_Exercise requirements:_ Copy out every record below exactly as written, but leave out any pictures.

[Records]
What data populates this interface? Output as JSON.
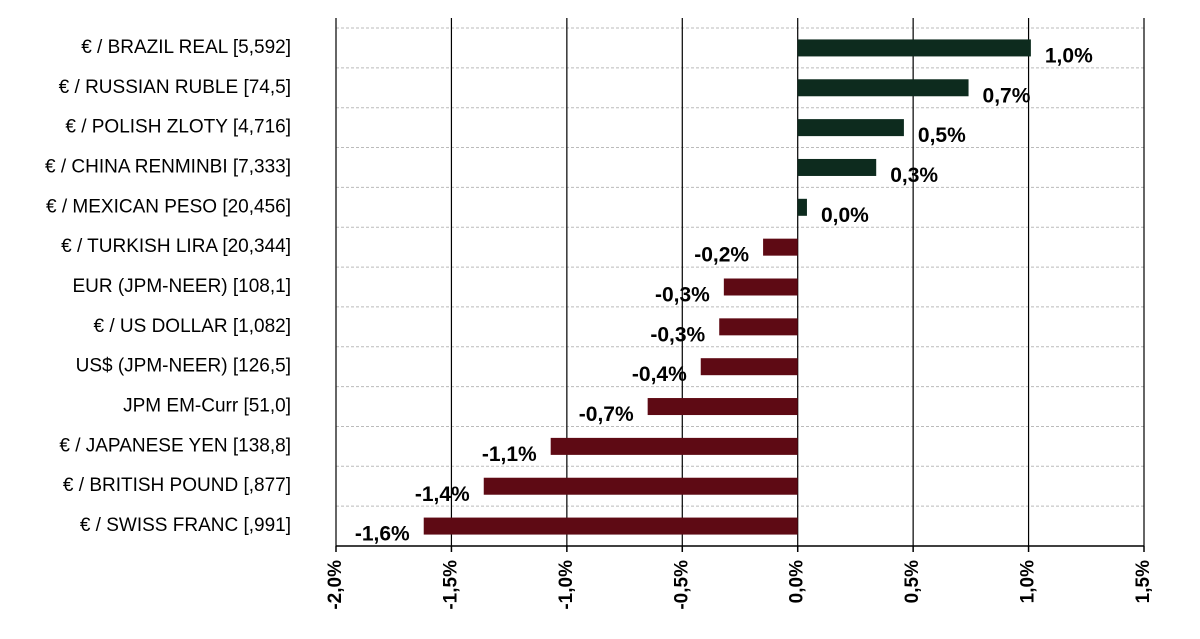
{
  "chart_data": {
    "type": "bar",
    "orientation": "horizontal",
    "categories": [
      "€ / BRAZIL REAL [5,592]",
      "€ / RUSSIAN RUBLE [74,5]",
      "€ / POLISH ZLOTY [4,716]",
      "€ / CHINA RENMINBI [7,333]",
      "€ / MEXICAN PESO [20,456]",
      "€ / TURKISH LIRA [20,344]",
      "EUR (JPM-NEER) [108,1]",
      "€ / US DOLLAR [1,082]",
      "US$ (JPM-NEER) [126,5]",
      "JPM EM-Curr [51,0]",
      "€ / JAPANESE YEN [138,8]",
      "€ / BRITISH POUND [,877]",
      "€ / SWISS FRANC [,991]"
    ],
    "values": [
      1.01,
      0.74,
      0.46,
      0.34,
      0.04,
      -0.15,
      -0.32,
      -0.34,
      -0.42,
      -0.65,
      -1.07,
      -1.36,
      -1.62
    ],
    "value_labels": [
      "1,0%",
      "0,7%",
      "0,5%",
      "0,3%",
      "0,0%",
      "-0,2%",
      "-0,3%",
      "-0,3%",
      "-0,4%",
      "-0,7%",
      "-1,1%",
      "-1,4%",
      "-1,6%"
    ],
    "xlim": [
      -2.0,
      1.5
    ],
    "xticks": [
      -2.0,
      -1.5,
      -1.0,
      -0.5,
      0.0,
      0.5,
      1.0,
      1.5
    ],
    "xtick_labels": [
      "-2,0%",
      "-1,5%",
      "-1,0%",
      "-0,5%",
      "0,0%",
      "0,5%",
      "1,0%",
      "1,5%"
    ],
    "title": "",
    "xlabel": "",
    "ylabel": "",
    "grid": true,
    "legend": "none",
    "colors": {
      "positive": "#0d2b1e",
      "negative": "#5e0a14",
      "gridline": "#bbbbbb",
      "axis": "#000000"
    }
  }
}
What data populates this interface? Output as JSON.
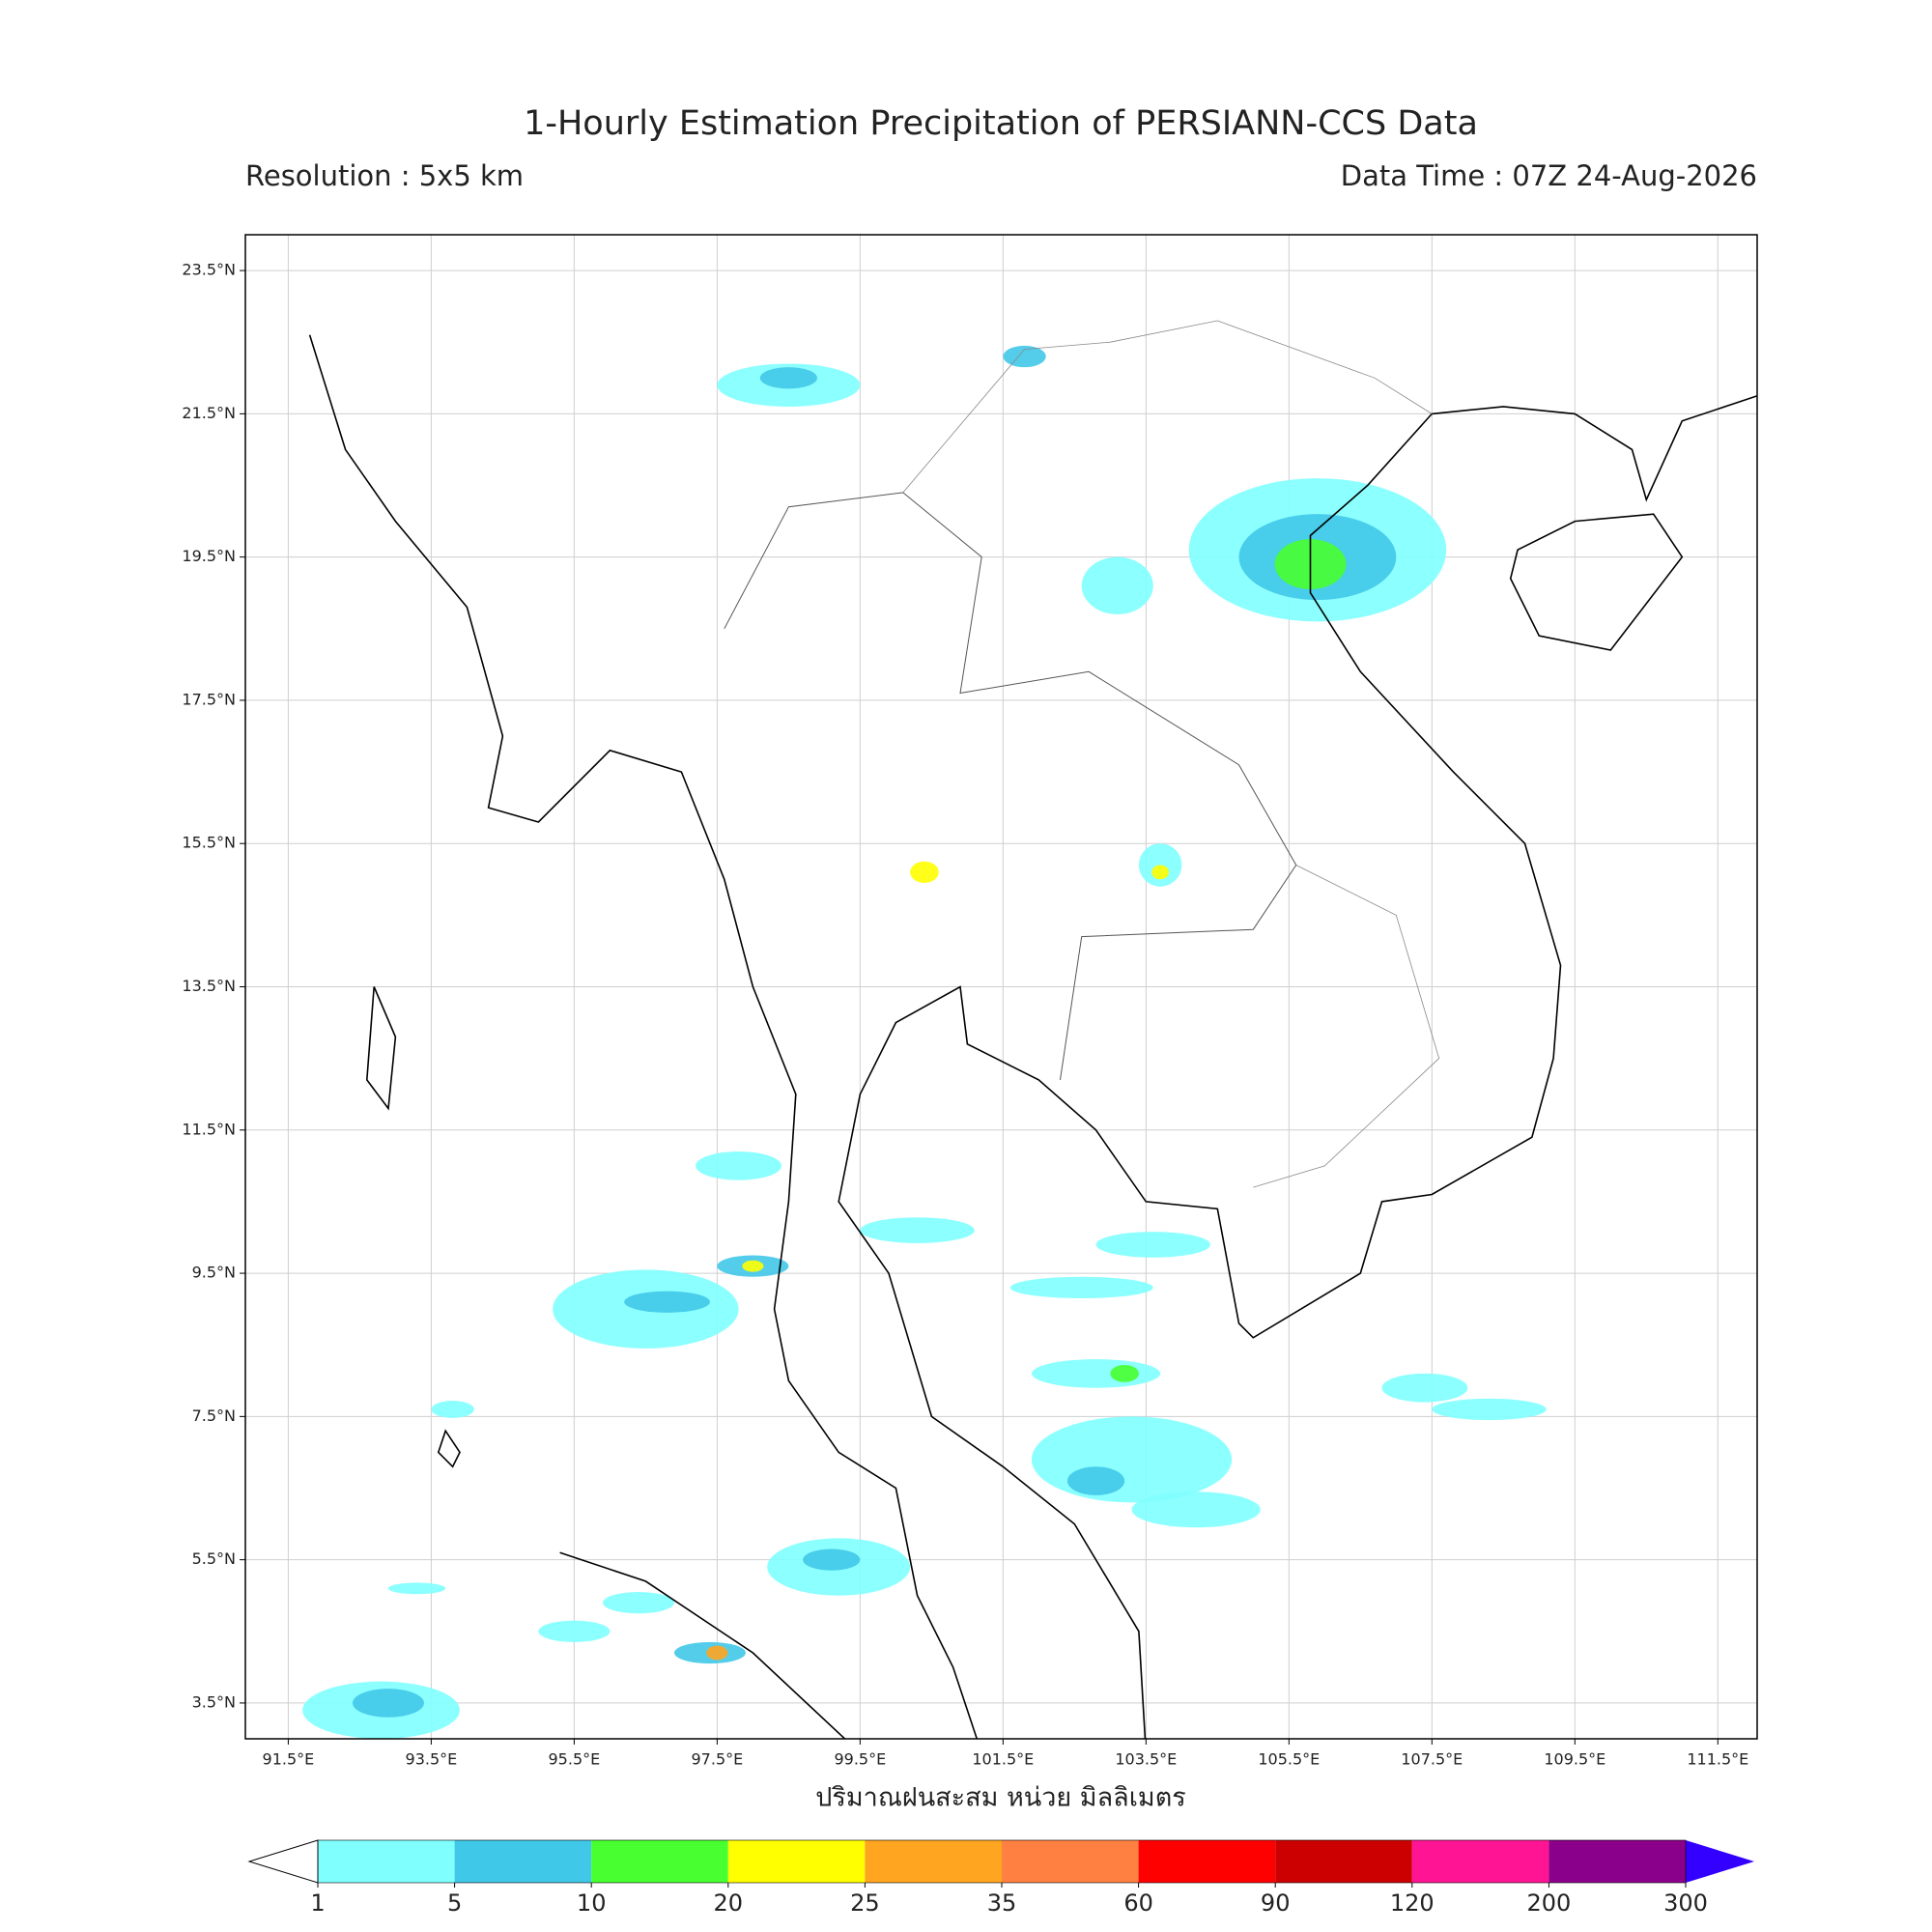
{
  "chart_data": {
    "type": "map",
    "title": "1-Hourly Estimation Precipitation of PERSIANN-CCS Data",
    "subtitle": "Resolution : 5x5 km",
    "data_time": "Data Time : 07Z 24-Aug-2026",
    "xlabel": "ปริมาณฝนสะสม หน่วย มิลลิเมตร",
    "xlim": [
      90.9,
      112.05
    ],
    "ylim": [
      3.0,
      24.0
    ],
    "xticks": [
      {
        "value": 91.5,
        "label": "91.5°E"
      },
      {
        "value": 93.5,
        "label": "93.5°E"
      },
      {
        "value": 95.5,
        "label": "95.5°E"
      },
      {
        "value": 97.5,
        "label": "97.5°E"
      },
      {
        "value": 99.5,
        "label": "99.5°E"
      },
      {
        "value": 101.5,
        "label": "101.5°E"
      },
      {
        "value": 103.5,
        "label": "103.5°E"
      },
      {
        "value": 105.5,
        "label": "105.5°E"
      },
      {
        "value": 107.5,
        "label": "107.5°E"
      },
      {
        "value": 109.5,
        "label": "109.5°E"
      },
      {
        "value": 111.5,
        "label": "111.5°E"
      }
    ],
    "yticks": [
      {
        "value": 3.5,
        "label": "3.5°N"
      },
      {
        "value": 5.5,
        "label": "5.5°N"
      },
      {
        "value": 7.5,
        "label": "7.5°N"
      },
      {
        "value": 9.5,
        "label": "9.5°N"
      },
      {
        "value": 11.5,
        "label": "11.5°N"
      },
      {
        "value": 13.5,
        "label": "13.5°N"
      },
      {
        "value": 15.5,
        "label": "15.5°N"
      },
      {
        "value": 17.5,
        "label": "17.5°N"
      },
      {
        "value": 19.5,
        "label": "19.5°N"
      },
      {
        "value": 21.5,
        "label": "21.5°N"
      },
      {
        "value": 23.5,
        "label": "23.5°N"
      }
    ],
    "grid": true,
    "colorbar": {
      "bounds": [
        1,
        5,
        10,
        20,
        25,
        35,
        60,
        90,
        120,
        200,
        300
      ],
      "colors": [
        "#80ffff",
        "#40c8e8",
        "#48ff30",
        "#ffff00",
        "#ffa520",
        "#ff8040",
        "#ff0000",
        "#cc0000",
        "#ff1493",
        "#8b008b"
      ],
      "under_color": "#ffffff",
      "over_color": "#3300ff"
    }
  }
}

_Full output:_
What data populates this interface? Output as JSON.
{
  "chart_data": {
    "type": "bar",
    "orientation": "horizontal",
    "categories": [
      "€ / BRAZIL REAL [5,592]",
      "€ / RUSSIAN RUBLE [74,5]",
      "€ / POLISH ZLOTY [4,716]",
      "€ / CHINA RENMINBI [7,333]",
      "€ / MEXICAN PESO [20,456]",
      "€ / TURKISH LIRA [20,344]",
      "EUR (JPM-NEER) [108,1]",
      "€ / US DOLLAR [1,082]",
      "US$ (JPM-NEER) [126,5]",
      "JPM EM-Curr [51,0]",
      "€ / JAPANESE YEN [138,8]",
      "€ / BRITISH POUND [,877]",
      "€ / SWISS FRANC [,991]"
    ],
    "values": [
      1.01,
      0.74,
      0.46,
      0.34,
      0.04,
      -0.15,
      -0.32,
      -0.34,
      -0.42,
      -0.65,
      -1.07,
      -1.36,
      -1.62
    ],
    "value_labels": [
      "1,0%",
      "0,7%",
      "0,5%",
      "0,3%",
      "0,0%",
      "-0,2%",
      "-0,3%",
      "-0,3%",
      "-0,4%",
      "-0,7%",
      "-1,1%",
      "-1,4%",
      "-1,6%"
    ],
    "xlim": [
      -2.0,
      1.5
    ],
    "xticks": [
      -2.0,
      -1.5,
      -1.0,
      -0.5,
      0.0,
      0.5,
      1.0,
      1.5
    ],
    "xtick_labels": [
      "-2,0%",
      "-1,5%",
      "-1,0%",
      "-0,5%",
      "0,0%",
      "0,5%",
      "1,0%",
      "1,5%"
    ],
    "title": "",
    "xlabel": "",
    "ylabel": "",
    "grid": true,
    "legend": "none",
    "colors": {
      "positive": "#0d2b1e",
      "negative": "#5e0a14",
      "gridline": "#bbbbbb",
      "axis": "#000000"
    }
  }
}
What data populates this interface? Output as JSON.
{
  "chart_data": {
    "type": "map",
    "title": "1-Hourly Estimation Precipitation of PERSIANN-CCS Data",
    "subtitle": "Resolution : 5x5 km",
    "data_time": "Data Time : 07Z 24-Aug-2026",
    "xlabel": "ปริมาณฝนสะสม หน่วย มิลลิเมตร",
    "xlim": [
      90.9,
      112.05
    ],
    "ylim": [
      3.0,
      24.0
    ],
    "xticks": [
      {
        "value": 91.5,
        "label": "91.5°E"
      },
      {
        "value": 93.5,
        "label": "93.5°E"
      },
      {
        "value": 95.5,
        "label": "95.5°E"
      },
      {
        "value": 97.5,
        "label": "97.5°E"
      },
      {
        "value": 99.5,
        "label": "99.5°E"
      },
      {
        "value": 101.5,
        "label": "101.5°E"
      },
      {
        "value": 103.5,
        "label": "103.5°E"
      },
      {
        "value": 105.5,
        "label": "105.5°E"
      },
      {
        "value": 107.5,
        "label": "107.5°E"
      },
      {
        "value": 109.5,
        "label": "109.5°E"
      },
      {
        "value": 111.5,
        "label": "111.5°E"
      }
    ],
    "yticks": [
      {
        "value": 3.5,
        "label": "3.5°N"
      },
      {
        "value": 5.5,
        "label": "5.5°N"
      },
      {
        "value": 7.5,
        "label": "7.5°N"
      },
      {
        "value": 9.5,
        "label": "9.5°N"
      },
      {
        "value": 11.5,
        "label": "11.5°N"
      },
      {
        "value": 13.5,
        "label": "13.5°N"
      },
      {
        "value": 15.5,
        "label": "15.5°N"
      },
      {
        "value": 17.5,
        "label": "17.5°N"
      },
      {
        "value": 19.5,
        "label": "19.5°N"
      },
      {
        "value": 21.5,
        "label": "21.5°N"
      },
      {
        "value": 23.5,
        "label": "23.5°N"
      }
    ],
    "grid": true,
    "colorbar": {
      "bounds": [
        1,
        5,
        10,
        20,
        25,
        35,
        60,
        90,
        120,
        200,
        300
      ],
      "colors": [
        "#80ffff",
        "#40c8e8",
        "#48ff30",
        "#ffff00",
        "#ffa520",
        "#ff8040",
        "#ff0000",
        "#cc0000",
        "#ff1493",
        "#8b008b"
      ],
      "under_color": "#ffffff",
      "over_color": "#3300ff"
    }
  }
}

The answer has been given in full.